> **Exercise**: Your answer should be a single number: the count of lines containing "zastosowania".

> **Input**:

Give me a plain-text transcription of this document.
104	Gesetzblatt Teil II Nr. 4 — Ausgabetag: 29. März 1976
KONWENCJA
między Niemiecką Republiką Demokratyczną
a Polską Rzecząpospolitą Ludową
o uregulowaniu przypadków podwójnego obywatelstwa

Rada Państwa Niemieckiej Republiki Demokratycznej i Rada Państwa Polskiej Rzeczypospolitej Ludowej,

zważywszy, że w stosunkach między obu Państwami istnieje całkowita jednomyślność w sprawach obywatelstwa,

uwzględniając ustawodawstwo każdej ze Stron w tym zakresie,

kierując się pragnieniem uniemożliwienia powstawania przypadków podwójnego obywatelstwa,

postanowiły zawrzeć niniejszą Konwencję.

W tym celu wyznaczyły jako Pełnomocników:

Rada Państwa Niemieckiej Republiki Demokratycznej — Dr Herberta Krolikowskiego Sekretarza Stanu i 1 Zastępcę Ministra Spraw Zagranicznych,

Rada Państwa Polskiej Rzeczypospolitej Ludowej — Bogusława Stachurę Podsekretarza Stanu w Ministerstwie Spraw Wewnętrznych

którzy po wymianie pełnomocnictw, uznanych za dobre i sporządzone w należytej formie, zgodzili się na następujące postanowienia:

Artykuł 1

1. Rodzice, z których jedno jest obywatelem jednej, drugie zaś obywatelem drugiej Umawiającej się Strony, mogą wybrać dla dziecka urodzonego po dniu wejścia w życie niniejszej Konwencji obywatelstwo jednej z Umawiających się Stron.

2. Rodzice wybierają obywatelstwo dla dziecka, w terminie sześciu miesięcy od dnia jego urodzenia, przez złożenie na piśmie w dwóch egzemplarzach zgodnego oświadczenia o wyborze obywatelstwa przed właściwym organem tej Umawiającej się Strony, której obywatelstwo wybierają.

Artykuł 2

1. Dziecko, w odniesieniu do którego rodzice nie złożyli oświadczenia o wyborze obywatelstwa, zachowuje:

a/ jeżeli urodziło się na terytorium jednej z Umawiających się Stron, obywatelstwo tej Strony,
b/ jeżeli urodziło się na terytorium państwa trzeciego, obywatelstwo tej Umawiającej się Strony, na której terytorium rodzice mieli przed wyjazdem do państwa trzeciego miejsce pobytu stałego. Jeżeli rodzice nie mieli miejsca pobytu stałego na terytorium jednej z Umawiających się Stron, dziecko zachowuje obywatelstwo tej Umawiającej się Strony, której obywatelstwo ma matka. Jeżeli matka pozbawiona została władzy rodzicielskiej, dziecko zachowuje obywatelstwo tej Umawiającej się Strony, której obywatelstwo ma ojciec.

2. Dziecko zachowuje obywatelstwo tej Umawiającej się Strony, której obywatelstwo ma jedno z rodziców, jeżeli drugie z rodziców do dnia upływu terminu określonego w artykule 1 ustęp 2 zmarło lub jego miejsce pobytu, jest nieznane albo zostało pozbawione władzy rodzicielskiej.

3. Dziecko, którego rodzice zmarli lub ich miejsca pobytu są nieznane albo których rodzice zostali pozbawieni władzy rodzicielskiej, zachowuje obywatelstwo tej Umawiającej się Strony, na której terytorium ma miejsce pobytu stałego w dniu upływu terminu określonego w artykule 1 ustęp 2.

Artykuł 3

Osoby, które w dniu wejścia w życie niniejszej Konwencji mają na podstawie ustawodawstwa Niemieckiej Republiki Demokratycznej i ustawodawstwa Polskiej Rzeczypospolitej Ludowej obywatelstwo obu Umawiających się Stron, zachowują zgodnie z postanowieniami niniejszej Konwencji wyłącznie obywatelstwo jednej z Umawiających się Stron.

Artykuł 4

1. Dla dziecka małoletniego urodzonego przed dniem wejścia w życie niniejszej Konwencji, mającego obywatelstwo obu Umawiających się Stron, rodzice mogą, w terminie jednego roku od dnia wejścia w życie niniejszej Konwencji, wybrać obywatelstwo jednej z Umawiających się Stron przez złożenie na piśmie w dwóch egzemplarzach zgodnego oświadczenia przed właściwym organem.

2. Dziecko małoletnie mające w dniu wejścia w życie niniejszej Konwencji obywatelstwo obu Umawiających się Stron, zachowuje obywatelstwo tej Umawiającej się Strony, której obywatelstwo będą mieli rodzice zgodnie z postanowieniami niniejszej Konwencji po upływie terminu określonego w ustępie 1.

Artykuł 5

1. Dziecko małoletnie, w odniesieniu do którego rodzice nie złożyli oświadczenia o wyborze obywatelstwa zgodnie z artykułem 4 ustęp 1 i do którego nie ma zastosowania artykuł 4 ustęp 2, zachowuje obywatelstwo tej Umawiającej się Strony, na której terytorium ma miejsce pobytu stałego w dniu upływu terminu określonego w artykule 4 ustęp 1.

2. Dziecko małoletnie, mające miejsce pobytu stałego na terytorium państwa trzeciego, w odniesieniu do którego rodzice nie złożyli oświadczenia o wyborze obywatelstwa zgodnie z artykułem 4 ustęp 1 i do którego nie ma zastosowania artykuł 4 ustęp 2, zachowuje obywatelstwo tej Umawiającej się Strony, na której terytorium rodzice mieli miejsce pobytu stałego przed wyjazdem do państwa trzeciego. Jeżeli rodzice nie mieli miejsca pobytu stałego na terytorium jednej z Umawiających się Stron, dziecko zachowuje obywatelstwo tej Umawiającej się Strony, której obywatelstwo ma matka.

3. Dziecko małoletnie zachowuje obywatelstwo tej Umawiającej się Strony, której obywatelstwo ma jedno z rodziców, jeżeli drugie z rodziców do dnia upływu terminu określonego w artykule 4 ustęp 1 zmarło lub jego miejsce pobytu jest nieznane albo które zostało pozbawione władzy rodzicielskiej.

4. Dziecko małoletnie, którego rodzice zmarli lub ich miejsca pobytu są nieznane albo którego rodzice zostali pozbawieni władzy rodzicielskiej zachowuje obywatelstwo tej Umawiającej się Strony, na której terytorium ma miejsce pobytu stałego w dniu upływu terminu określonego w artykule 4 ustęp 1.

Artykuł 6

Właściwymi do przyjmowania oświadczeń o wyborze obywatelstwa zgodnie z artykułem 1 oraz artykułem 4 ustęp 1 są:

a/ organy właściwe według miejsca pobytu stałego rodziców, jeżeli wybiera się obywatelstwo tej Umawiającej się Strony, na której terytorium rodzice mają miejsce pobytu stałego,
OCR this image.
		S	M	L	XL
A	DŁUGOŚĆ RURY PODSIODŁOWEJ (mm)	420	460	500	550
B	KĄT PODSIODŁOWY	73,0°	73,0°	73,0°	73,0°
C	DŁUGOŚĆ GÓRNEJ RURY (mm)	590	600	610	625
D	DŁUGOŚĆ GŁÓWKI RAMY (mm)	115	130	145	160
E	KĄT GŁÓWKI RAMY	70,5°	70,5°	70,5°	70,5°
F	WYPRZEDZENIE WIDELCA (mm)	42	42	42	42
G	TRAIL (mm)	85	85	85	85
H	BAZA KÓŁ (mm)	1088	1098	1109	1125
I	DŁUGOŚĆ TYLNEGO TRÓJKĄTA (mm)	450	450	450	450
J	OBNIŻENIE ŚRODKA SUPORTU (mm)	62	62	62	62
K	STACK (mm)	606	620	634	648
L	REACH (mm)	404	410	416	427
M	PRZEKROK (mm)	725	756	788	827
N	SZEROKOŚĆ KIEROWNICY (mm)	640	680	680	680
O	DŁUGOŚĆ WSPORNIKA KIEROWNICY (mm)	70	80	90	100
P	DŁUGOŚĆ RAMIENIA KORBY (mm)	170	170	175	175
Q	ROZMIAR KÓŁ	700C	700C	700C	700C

> **Reply**: 2